# Supplied records
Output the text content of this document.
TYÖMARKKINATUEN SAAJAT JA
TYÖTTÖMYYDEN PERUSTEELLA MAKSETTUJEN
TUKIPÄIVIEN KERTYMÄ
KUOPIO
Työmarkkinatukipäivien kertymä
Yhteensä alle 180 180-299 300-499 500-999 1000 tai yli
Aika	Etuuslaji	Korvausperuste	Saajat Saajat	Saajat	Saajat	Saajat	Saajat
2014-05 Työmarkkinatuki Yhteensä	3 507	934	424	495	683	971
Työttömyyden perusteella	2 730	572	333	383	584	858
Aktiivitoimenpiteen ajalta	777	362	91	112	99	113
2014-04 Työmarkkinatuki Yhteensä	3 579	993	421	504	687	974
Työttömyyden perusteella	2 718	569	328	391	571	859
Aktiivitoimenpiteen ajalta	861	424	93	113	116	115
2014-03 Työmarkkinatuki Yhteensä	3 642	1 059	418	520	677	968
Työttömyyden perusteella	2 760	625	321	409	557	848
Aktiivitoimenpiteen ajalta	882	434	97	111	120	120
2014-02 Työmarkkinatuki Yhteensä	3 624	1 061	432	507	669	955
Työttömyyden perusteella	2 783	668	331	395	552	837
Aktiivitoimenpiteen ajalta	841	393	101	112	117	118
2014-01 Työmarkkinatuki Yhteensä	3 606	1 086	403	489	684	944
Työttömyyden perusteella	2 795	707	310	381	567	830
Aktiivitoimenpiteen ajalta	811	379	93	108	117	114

# Objective
Make an exact copy of the listing, including every line.

# Task response
Output the text content of this document.
TYÖMARKKINATUEN SAAJAT JA
TYÖTTÖMYYDEN PERUSTEELLA MAKSETTUJEN
TUKIPÄIVIEN KERTYMÄ
KUOPIO
Työmarkkinatukipäivien kertymä
Yhteensä alle 180 180-299 300-499 500-999 1000 tai yli
Aika	Etuuslaji	Korvausperuste	Saajat Saajat	Saajat	Saajat	Saajat	Saajat
2014-05 Työmarkkinatuki Yhteensä	3 507	934	424	495	683	971
Työttömyyden perusteella	2 730	572	333	383	584	858
Aktiivitoimenpiteen ajalta	777	362	91	112	99	113
2014-04 Työmarkkinatuki Yhteensä	3 579	993	421	504	687	974
Työttömyyden perusteella	2 718	569	328	391	571	859
Aktiivitoimenpiteen ajalta	861	424	93	113	116	115
2014-03 Työmarkkinatuki Yhteensä	3 642	1 059	418	520	677	968
Työttömyyden perusteella	2 760	625	321	409	557	848
Aktiivitoimenpiteen ajalta	882	434	97	111	120	120
2014-02 Työmarkkinatuki Yhteensä	3 624	1 061	432	507	669	955
Työttömyyden perusteella	2 783	668	331	395	552	837
Aktiivitoimenpiteen ajalta	841	393	101	112	117	118
2014-01 Työmarkkinatuki Yhteensä	3 606	1 086	403	489	684	944
Työttömyyden perusteella	2 795	707	310	381	567	830
Aktiivitoimenpiteen ajalta	811	379	93	108	117	114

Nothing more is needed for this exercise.